- [What is expected] Restate the listing that follows word for word, without its pictures.

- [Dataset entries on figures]
>> Begin
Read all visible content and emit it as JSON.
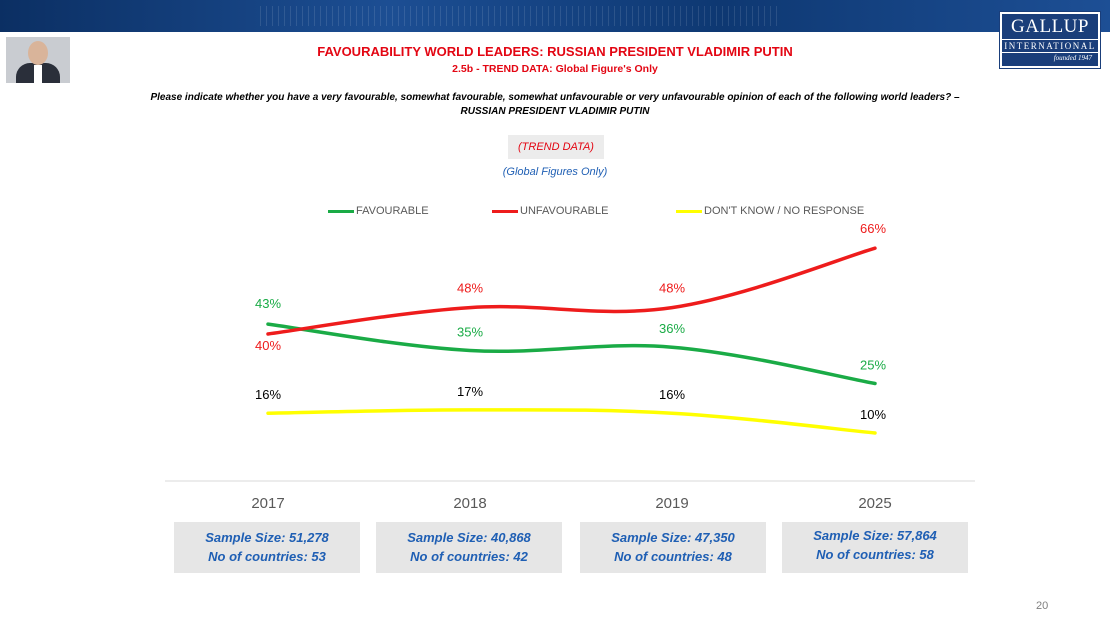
{
  "header": {
    "title": "FAVOURABILITY WORLD LEADERS: RUSSIAN PRESIDENT VLADIMIR PUTIN",
    "subtitle": "2.5b - TREND DATA: Global Figure's Only",
    "question_line1": "Please indicate whether you have a very favourable, somewhat favourable, somewhat unfavourable or very unfavourable opinion of each of the following world leaders? –",
    "question_line2": "RUSSIAN PRESIDENT VLADIMIR PUTIN",
    "trend_label": "(TREND DATA)",
    "global_label": "(Global Figures Only)"
  },
  "logo": {
    "name": "GALLUP",
    "subtitle": "INTERNATIONAL",
    "founded": "founded 1947"
  },
  "colors": {
    "favourable": "#1aab46",
    "unfavourable": "#ee1c1c",
    "dont_know": "#ffff00",
    "title_red": "#e30613",
    "sample_blue": "#1f5fb4"
  },
  "chart_data": {
    "type": "line",
    "categories": [
      "2017",
      "2018",
      "2019",
      "2025"
    ],
    "series": [
      {
        "name": "FAVOURABLE",
        "values": [
          43,
          35,
          36,
          25
        ],
        "labels": [
          "43%",
          "35%",
          "36%",
          "25%"
        ]
      },
      {
        "name": "UNFAVOURABLE",
        "values": [
          40,
          48,
          48,
          66
        ],
        "labels": [
          "40%",
          "48%",
          "48%",
          "66%"
        ]
      },
      {
        "name": "DON'T KNOW / NO RESPONSE",
        "values": [
          16,
          17,
          16,
          10
        ],
        "labels": [
          "16%",
          "17%",
          "16%",
          "10%"
        ]
      }
    ],
    "title": "FAVOURABILITY WORLD LEADERS: RUSSIAN PRESIDENT VLADIMIR PUTIN",
    "xlabel": "",
    "ylabel": "",
    "ylim": [
      0,
      75
    ],
    "legend_position": "top",
    "grid": false
  },
  "samples": [
    {
      "size": "Sample Size: 51,278",
      "countries": "No of countries:  53"
    },
    {
      "size": "Sample Size: 40,868",
      "countries": "No of countries: 42"
    },
    {
      "size": "Sample Size: 47,350",
      "countries": "No of countries: 48"
    },
    {
      "size": "Sample Size: 57,864",
      "countries": "No of countries: 58"
    }
  ],
  "page_number": "20"
}
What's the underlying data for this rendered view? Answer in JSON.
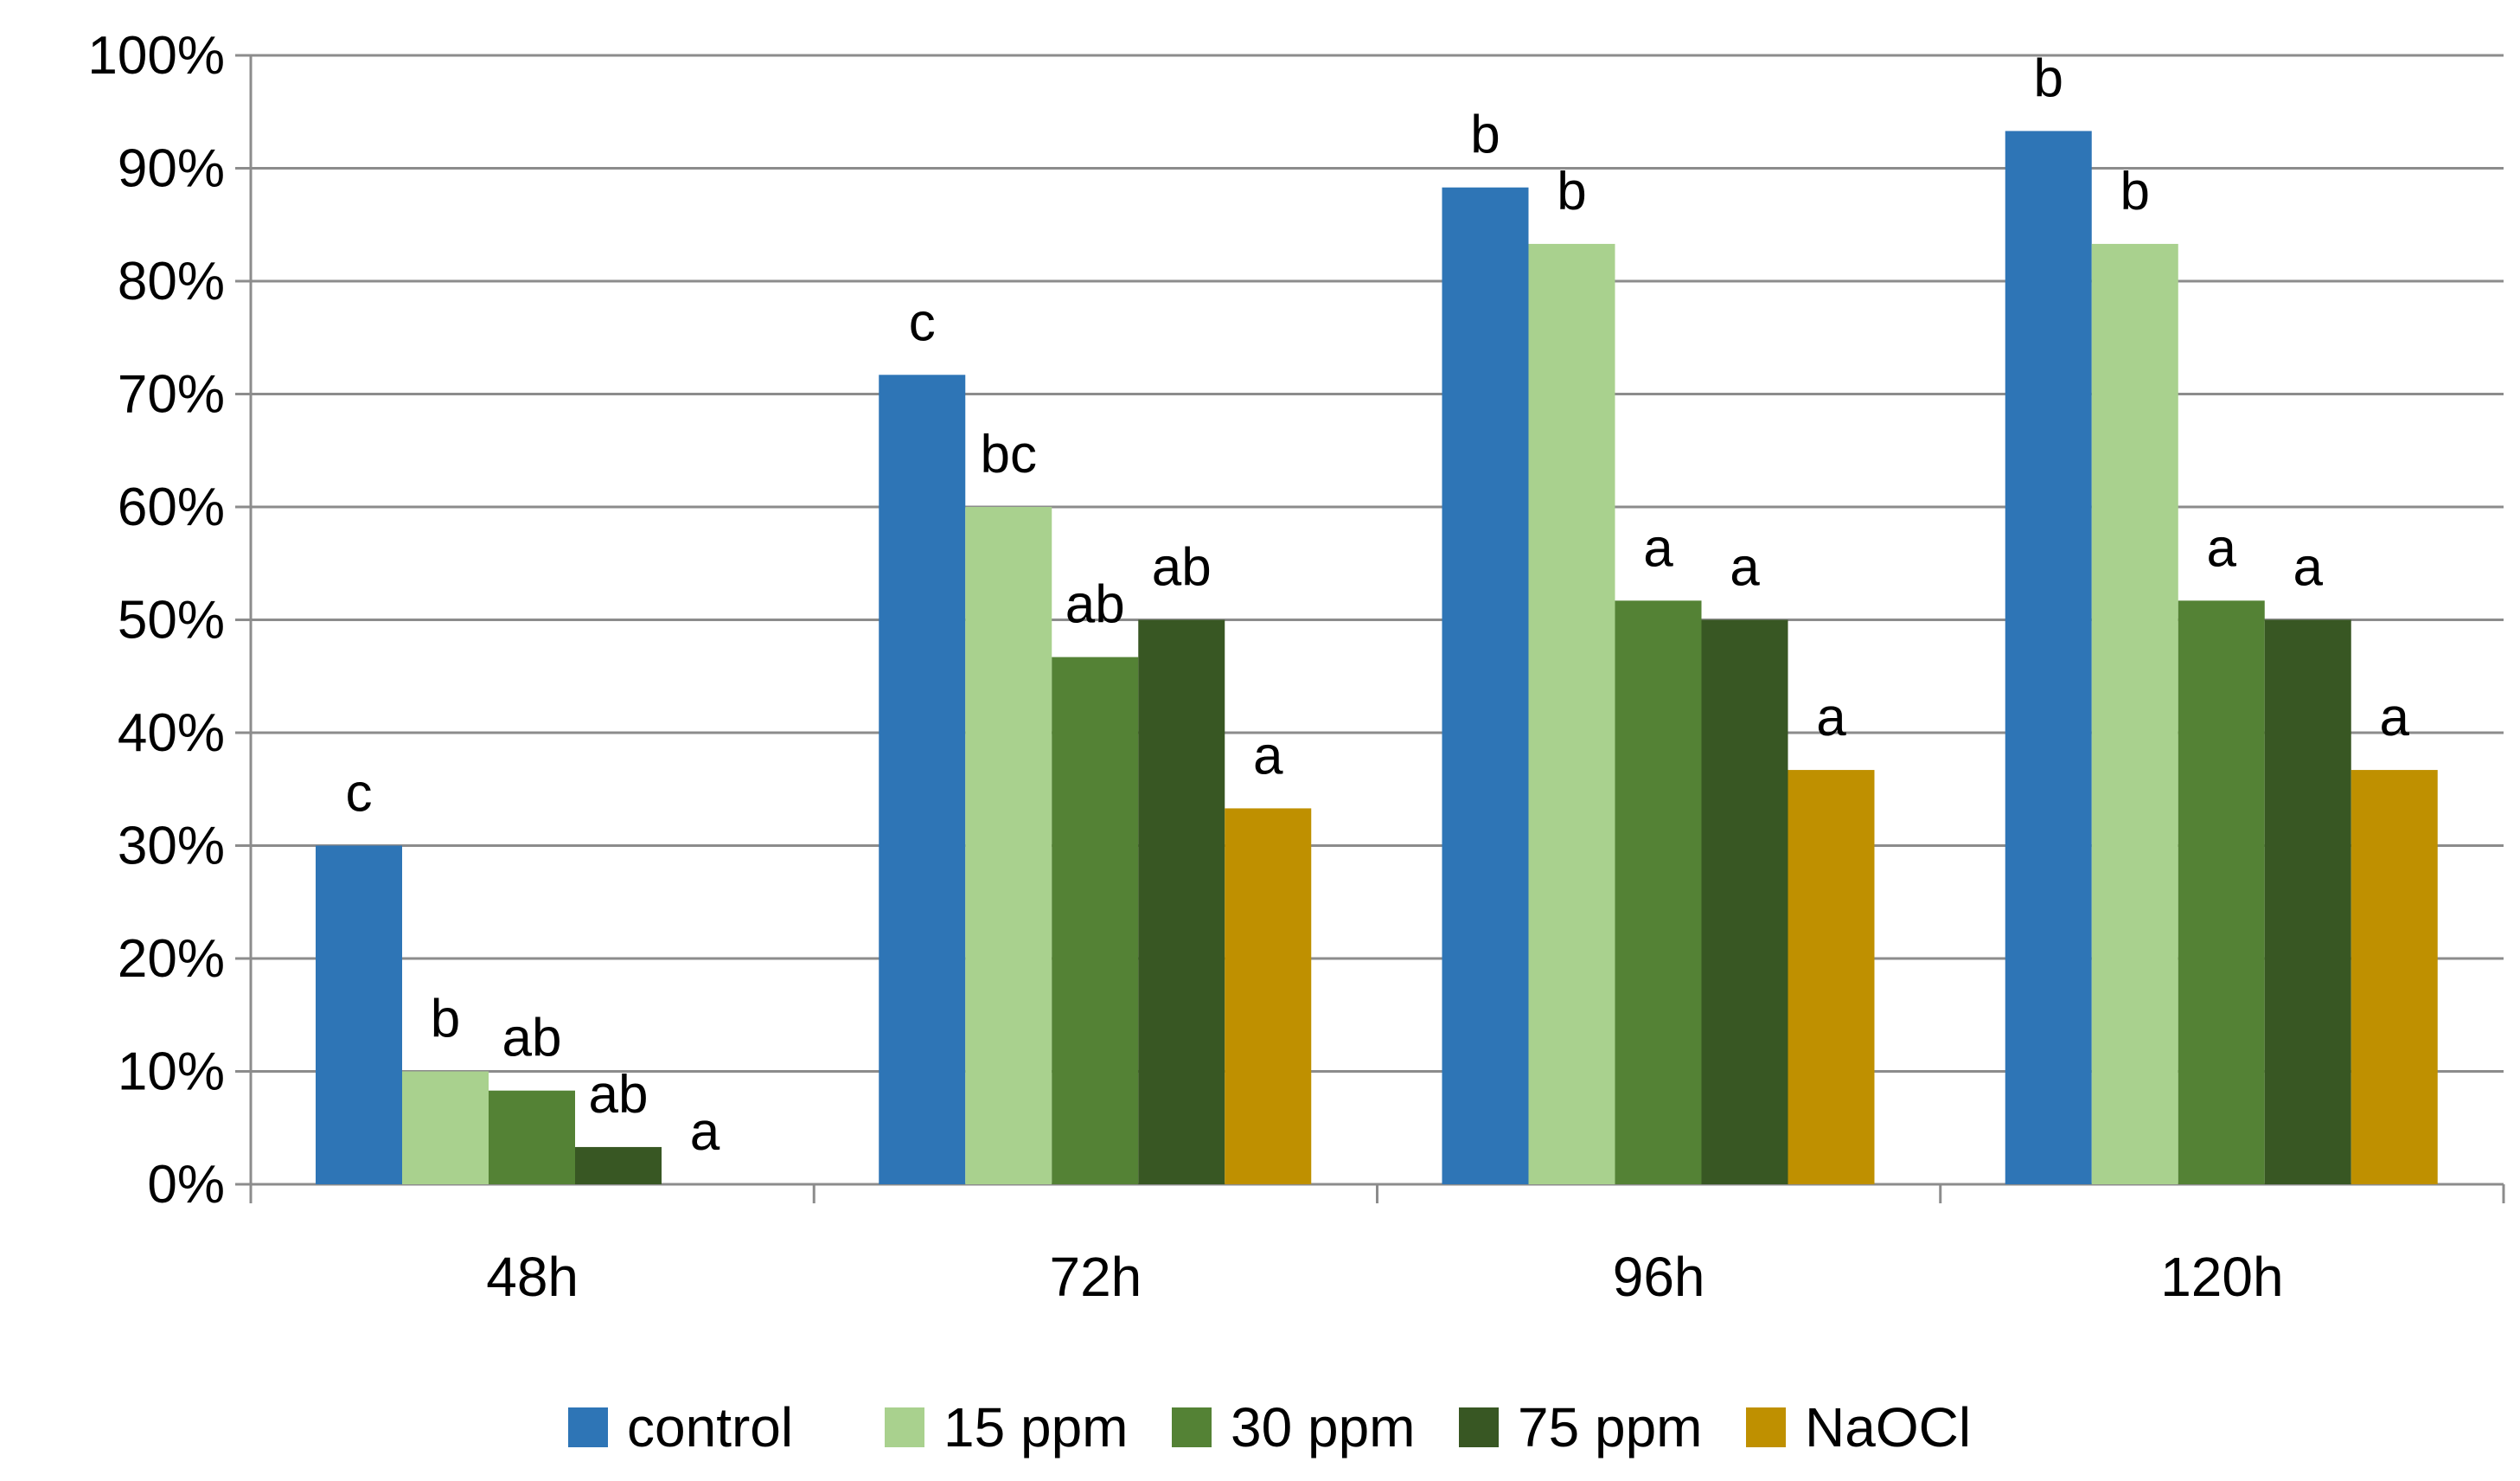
{
  "chart_data": {
    "type": "bar",
    "title": "",
    "xlabel": "",
    "ylabel": "",
    "ylim": [
      0,
      100
    ],
    "y_ticks": [
      "0%",
      "10%",
      "20%",
      "30%",
      "40%",
      "50%",
      "60%",
      "70%",
      "80%",
      "90%",
      "100%"
    ],
    "grid": true,
    "legend_position": "bottom",
    "categories": [
      "48h",
      "72h",
      "96h",
      "120h"
    ],
    "series": [
      {
        "name": "control",
        "color": "#2E75B6",
        "values": [
          30,
          71.7,
          88.3,
          93.3
        ],
        "labels": [
          "c",
          "c",
          "b",
          "b"
        ]
      },
      {
        "name": "15 ppm",
        "color": "#A9D18E",
        "values": [
          10,
          60,
          83.3,
          83.3
        ],
        "labels": [
          "b",
          "bc",
          "b",
          "b"
        ]
      },
      {
        "name": "30 ppm",
        "color": "#548235",
        "values": [
          8.3,
          46.7,
          51.7,
          51.7
        ],
        "labels": [
          "ab",
          "ab",
          "a",
          "a"
        ]
      },
      {
        "name": "75 ppm",
        "color": "#385723",
        "values": [
          3.3,
          50,
          50,
          50
        ],
        "labels": [
          "ab",
          "ab",
          "a",
          "a"
        ]
      },
      {
        "name": "NaOCl",
        "color": "#BF9000",
        "values": [
          0,
          33.3,
          36.7,
          36.7
        ],
        "labels": [
          "a",
          "a",
          "a",
          "a"
        ]
      }
    ]
  }
}
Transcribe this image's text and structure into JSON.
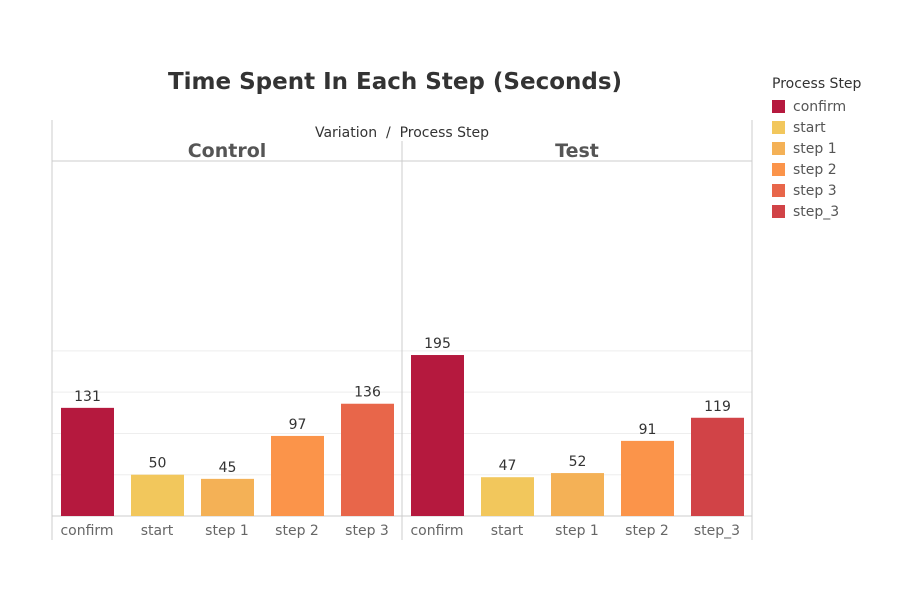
{
  "chart_data": {
    "type": "bar",
    "title": "Time Spent In Each Step (Seconds)",
    "column_header": "Variation  /  Process Step",
    "ylim": [
      0,
      220
    ],
    "grid": true,
    "legend_position": "right",
    "panes": [
      {
        "name": "Control",
        "categories": [
          "confirm",
          "start",
          "step 1",
          "step 2",
          "step 3"
        ],
        "values": [
          131,
          50,
          45,
          97,
          136
        ]
      },
      {
        "name": "Test",
        "categories": [
          "confirm",
          "start",
          "step 1",
          "step 2",
          "step_3"
        ],
        "values": [
          195,
          47,
          52,
          91,
          119
        ]
      }
    ],
    "legend": {
      "title": "Process Step",
      "items": [
        {
          "label": "confirm",
          "color": "#b5193e"
        },
        {
          "label": "start",
          "color": "#f2c75c"
        },
        {
          "label": "step 1",
          "color": "#f4b156"
        },
        {
          "label": "step 2",
          "color": "#fb944a"
        },
        {
          "label": "step 3",
          "color": "#e8664a"
        },
        {
          "label": "step_3",
          "color": "#d14347"
        }
      ]
    }
  }
}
>> End
- [Answer]
Read all visible content and emit it as JSON.
{
  "header": {
    "title": "FAVOURABILITY WORLD LEADERS: RUSSIAN PRESIDENT VLADIMIR PUTIN",
    "subtitle": "2.5b - TREND DATA: Global Figure's Only",
    "question_line1": "Please indicate whether you have a very favourable, somewhat favourable, somewhat unfavourable or very unfavourable opinion of each of the following world leaders? –",
    "question_line2": "RUSSIAN PRESIDENT VLADIMIR PUTIN",
    "trend_label": "(TREND DATA)",
    "global_label": "(Global Figures Only)"
  },
  "logo": {
    "name": "GALLUP",
    "subtitle": "INTERNATIONAL",
    "founded": "founded 1947"
  },
  "colors": {
    "favourable": "#1aab46",
    "unfavourable": "#ee1c1c",
    "dont_know": "#ffff00",
    "title_red": "#e30613",
    "sample_blue": "#1f5fb4"
  },
  "chart_data": {
    "type": "line",
    "categories": [
      "2017",
      "2018",
      "2019",
      "2025"
    ],
    "series": [
      {
        "name": "FAVOURABLE",
        "values": [
          43,
          35,
          36,
          25
        ],
        "labels": [
          "43%",
          "35%",
          "36%",
          "25%"
        ]
      },
      {
        "name": "UNFAVOURABLE",
        "values": [
          40,
          48,
          48,
          66
        ],
        "labels": [
          "40%",
          "48%",
          "48%",
          "66%"
        ]
      },
      {
        "name": "DON'T KNOW / NO RESPONSE",
        "values": [
          16,
          17,
          16,
          10
        ],
        "labels": [
          "16%",
          "17%",
          "16%",
          "10%"
        ]
      }
    ],
    "title": "FAVOURABILITY WORLD LEADERS: RUSSIAN PRESIDENT VLADIMIR PUTIN",
    "xlabel": "",
    "ylabel": "",
    "ylim": [
      0,
      75
    ],
    "legend_position": "top",
    "grid": false
  },
  "samples": [
    {
      "size": "Sample Size: 51,278",
      "countries": "No of countries:  53"
    },
    {
      "size": "Sample Size: 40,868",
      "countries": "No of countries: 42"
    },
    {
      "size": "Sample Size: 47,350",
      "countries": "No of countries: 48"
    },
    {
      "size": "Sample Size: 57,864",
      "countries": "No of countries: 58"
    }
  ],
  "page_number": "20"
}
What's the underlying data for this rendered view? Answer in JSON.
{
  "chart_data": {
    "type": "bar",
    "title": "",
    "xlabel": "",
    "ylabel": "",
    "ylim": [
      0,
      100
    ],
    "y_ticks": [
      "0%",
      "10%",
      "20%",
      "30%",
      "40%",
      "50%",
      "60%",
      "70%",
      "80%",
      "90%",
      "100%"
    ],
    "grid": true,
    "legend_position": "bottom",
    "categories": [
      "48h",
      "72h",
      "96h",
      "120h"
    ],
    "series": [
      {
        "name": "control",
        "color": "#2E75B6",
        "values": [
          30,
          71.7,
          88.3,
          93.3
        ],
        "labels": [
          "c",
          "c",
          "b",
          "b"
        ]
      },
      {
        "name": "15 ppm",
        "color": "#A9D18E",
        "values": [
          10,
          60,
          83.3,
          83.3
        ],
        "labels": [
          "b",
          "bc",
          "b",
          "b"
        ]
      },
      {
        "name": "30 ppm",
        "color": "#548235",
        "values": [
          8.3,
          46.7,
          51.7,
          51.7
        ],
        "labels": [
          "ab",
          "ab",
          "a",
          "a"
        ]
      },
      {
        "name": "75 ppm",
        "color": "#385723",
        "values": [
          3.3,
          50,
          50,
          50
        ],
        "labels": [
          "ab",
          "ab",
          "a",
          "a"
        ]
      },
      {
        "name": "NaOCl",
        "color": "#BF9000",
        "values": [
          0,
          33.3,
          36.7,
          36.7
        ],
        "labels": [
          "a",
          "a",
          "a",
          "a"
        ]
      }
    ]
  }
}
Transcribe this image's text and structure into JSON.
{
  "chart_data": {
    "type": "bar",
    "title": "Time Spent In Each Step (Seconds)",
    "column_header": "Variation  /  Process Step",
    "ylim": [
      0,
      220
    ],
    "grid": true,
    "legend_position": "right",
    "panes": [
      {
        "name": "Control",
        "categories": [
          "confirm",
          "start",
          "step 1",
          "step 2",
          "step 3"
        ],
        "values": [
          131,
          50,
          45,
          97,
          136
        ]
      },
      {
        "name": "Test",
        "categories": [
          "confirm",
          "start",
          "step 1",
          "step 2",
          "step_3"
        ],
        "values": [
          195,
          47,
          52,
          91,
          119
        ]
      }
    ],
    "legend": {
      "title": "Process Step",
      "items": [
        {
          "label": "confirm",
          "color": "#b5193e"
        },
        {
          "label": "start",
          "color": "#f2c75c"
        },
        {
          "label": "step 1",
          "color": "#f4b156"
        },
        {
          "label": "step 2",
          "color": "#fb944a"
        },
        {
          "label": "step 3",
          "color": "#e8664a"
        },
        {
          "label": "step_3",
          "color": "#d14347"
        }
      ]
    }
  }
}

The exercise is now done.